:: TASK ::
Repeat each entry as written, dropping any picture you find.

:: DATA FOR THIS EXERCISE ::

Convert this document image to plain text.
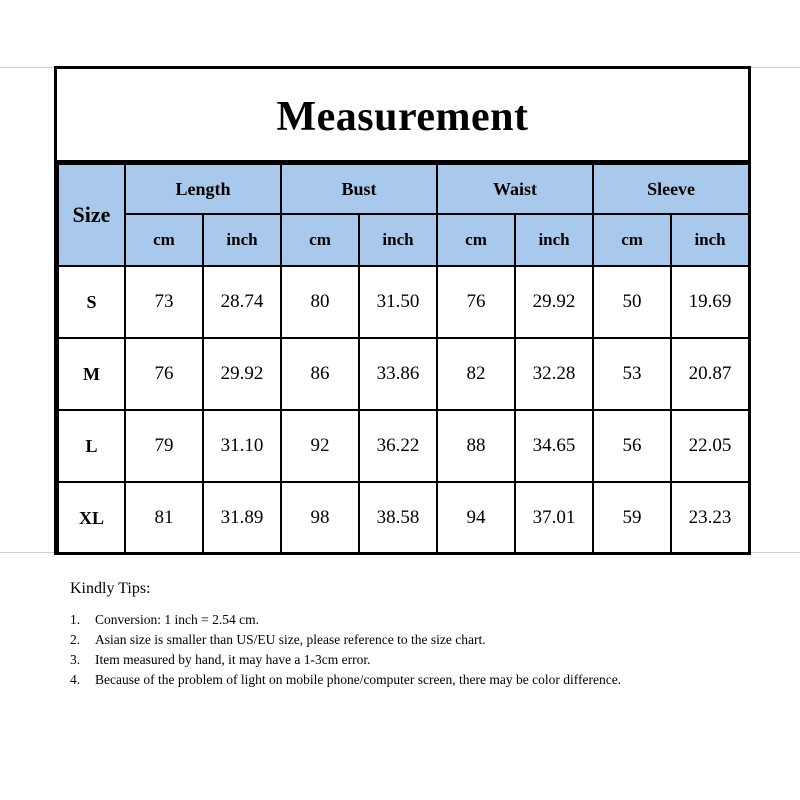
Measurement
Size	Length		Bust		Waist		Sleeve	
	cm	inch	cm	inch	cm	inch	cm	inch
S	73	28.74	80	31.50	76	29.92	50	19.69
M	76	29.92	86	33.86	82	32.28	53	20.87
L	79	31.10	92	36.22	88	34.65	56	22.05
XL	81	31.89	98	38.58	94	37.01	59	23.23
Kindly Tips:
1.	Conversion: 1 inch = 2.54 cm.
2.	Asian size is smaller than US/EU size, please reference to the size chart.
3.	Item measured by hand, it may have a 1-3cm error.
4.	Because of the problem of light on mobile phone/computer screen, there may be color difference.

:: IN RESPONSE ::
Convert this document image to plain text.
Measurement
Size	Length		Bust		Waist		Sleeve	
	cm	inch	cm	inch	cm	inch	cm	inch
S	73	28.74	80	31.50	76	29.92	50	19.69
M	76	29.92	86	33.86	82	32.28	53	20.87
L	79	31.10	92	36.22	88	34.65	56	22.05
XL	81	31.89	98	38.58	94	37.01	59	23.23
Kindly Tips:
1.	Conversion: 1 inch = 2.54 cm.
2.	Asian size is smaller than US/EU size, please reference to the size chart.
3.	Item measured by hand, it may have a 1-3cm error.
4.	Because of the problem of light on mobile phone/computer screen, there may be color difference.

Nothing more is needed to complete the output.